TASK TO COMPLETE:
Locate and copy all lines bearing the word "toyota".

MATERIAL FOR THE TASK:
- - - - -

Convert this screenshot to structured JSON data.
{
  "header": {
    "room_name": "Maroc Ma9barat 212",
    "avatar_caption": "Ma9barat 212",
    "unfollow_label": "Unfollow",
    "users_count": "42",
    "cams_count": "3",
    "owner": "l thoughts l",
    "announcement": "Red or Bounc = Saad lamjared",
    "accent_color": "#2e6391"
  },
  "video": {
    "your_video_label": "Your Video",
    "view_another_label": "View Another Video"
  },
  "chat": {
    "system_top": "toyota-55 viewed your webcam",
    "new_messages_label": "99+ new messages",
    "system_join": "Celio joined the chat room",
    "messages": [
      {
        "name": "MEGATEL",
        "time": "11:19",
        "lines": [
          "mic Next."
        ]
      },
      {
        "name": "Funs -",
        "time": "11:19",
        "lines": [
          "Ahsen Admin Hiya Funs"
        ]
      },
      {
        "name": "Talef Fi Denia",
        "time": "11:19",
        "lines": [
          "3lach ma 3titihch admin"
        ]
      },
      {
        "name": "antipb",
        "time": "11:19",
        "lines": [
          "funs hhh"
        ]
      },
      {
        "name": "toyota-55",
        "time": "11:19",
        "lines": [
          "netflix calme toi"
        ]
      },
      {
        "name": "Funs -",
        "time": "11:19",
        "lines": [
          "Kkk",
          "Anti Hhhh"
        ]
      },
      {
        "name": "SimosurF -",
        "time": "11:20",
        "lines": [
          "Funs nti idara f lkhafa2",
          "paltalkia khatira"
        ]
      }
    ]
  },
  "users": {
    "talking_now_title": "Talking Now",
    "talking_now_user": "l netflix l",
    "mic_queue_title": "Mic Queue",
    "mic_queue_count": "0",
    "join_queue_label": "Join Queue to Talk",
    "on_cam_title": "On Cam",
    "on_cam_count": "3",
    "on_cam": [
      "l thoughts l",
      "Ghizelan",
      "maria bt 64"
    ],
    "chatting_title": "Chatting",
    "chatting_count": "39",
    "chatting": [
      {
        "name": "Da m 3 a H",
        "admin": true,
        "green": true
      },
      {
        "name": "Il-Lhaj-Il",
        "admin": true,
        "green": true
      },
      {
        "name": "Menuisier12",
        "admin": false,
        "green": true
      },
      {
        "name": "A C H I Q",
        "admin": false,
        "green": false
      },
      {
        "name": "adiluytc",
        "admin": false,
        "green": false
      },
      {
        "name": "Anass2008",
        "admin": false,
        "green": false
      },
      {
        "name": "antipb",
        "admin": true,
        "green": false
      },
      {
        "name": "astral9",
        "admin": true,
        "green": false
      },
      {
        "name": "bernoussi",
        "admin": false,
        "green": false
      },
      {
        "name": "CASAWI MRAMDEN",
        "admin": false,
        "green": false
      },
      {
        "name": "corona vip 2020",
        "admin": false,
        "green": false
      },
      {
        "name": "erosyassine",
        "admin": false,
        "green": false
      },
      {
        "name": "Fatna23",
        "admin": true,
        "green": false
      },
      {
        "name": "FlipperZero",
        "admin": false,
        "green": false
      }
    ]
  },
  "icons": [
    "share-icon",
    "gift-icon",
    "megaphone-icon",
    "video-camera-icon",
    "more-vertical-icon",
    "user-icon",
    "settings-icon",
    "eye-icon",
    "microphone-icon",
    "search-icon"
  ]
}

- - - - -

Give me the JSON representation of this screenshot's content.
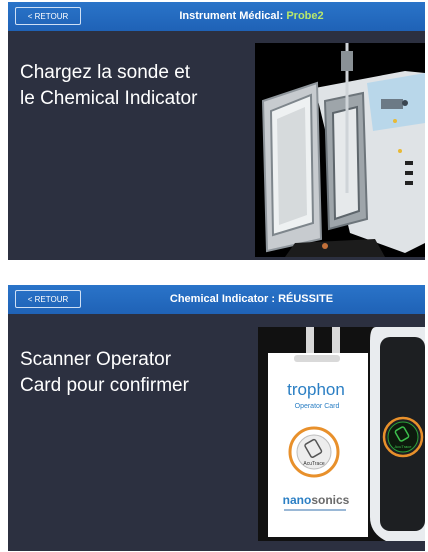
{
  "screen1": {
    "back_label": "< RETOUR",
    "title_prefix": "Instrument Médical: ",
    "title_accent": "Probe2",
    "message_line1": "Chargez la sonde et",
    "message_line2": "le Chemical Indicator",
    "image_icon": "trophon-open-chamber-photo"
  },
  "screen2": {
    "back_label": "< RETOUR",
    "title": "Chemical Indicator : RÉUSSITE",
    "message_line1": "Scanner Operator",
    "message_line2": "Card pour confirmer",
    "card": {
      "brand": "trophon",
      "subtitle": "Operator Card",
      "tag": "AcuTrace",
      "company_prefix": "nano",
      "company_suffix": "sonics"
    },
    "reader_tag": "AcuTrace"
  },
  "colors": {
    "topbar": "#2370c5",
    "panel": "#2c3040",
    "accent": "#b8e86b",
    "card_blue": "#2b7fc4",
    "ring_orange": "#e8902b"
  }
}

- - - - -

THE RESPONSE:
    "system_top": "toyota-55 viewed your webcam",
        "name": "toyota-55",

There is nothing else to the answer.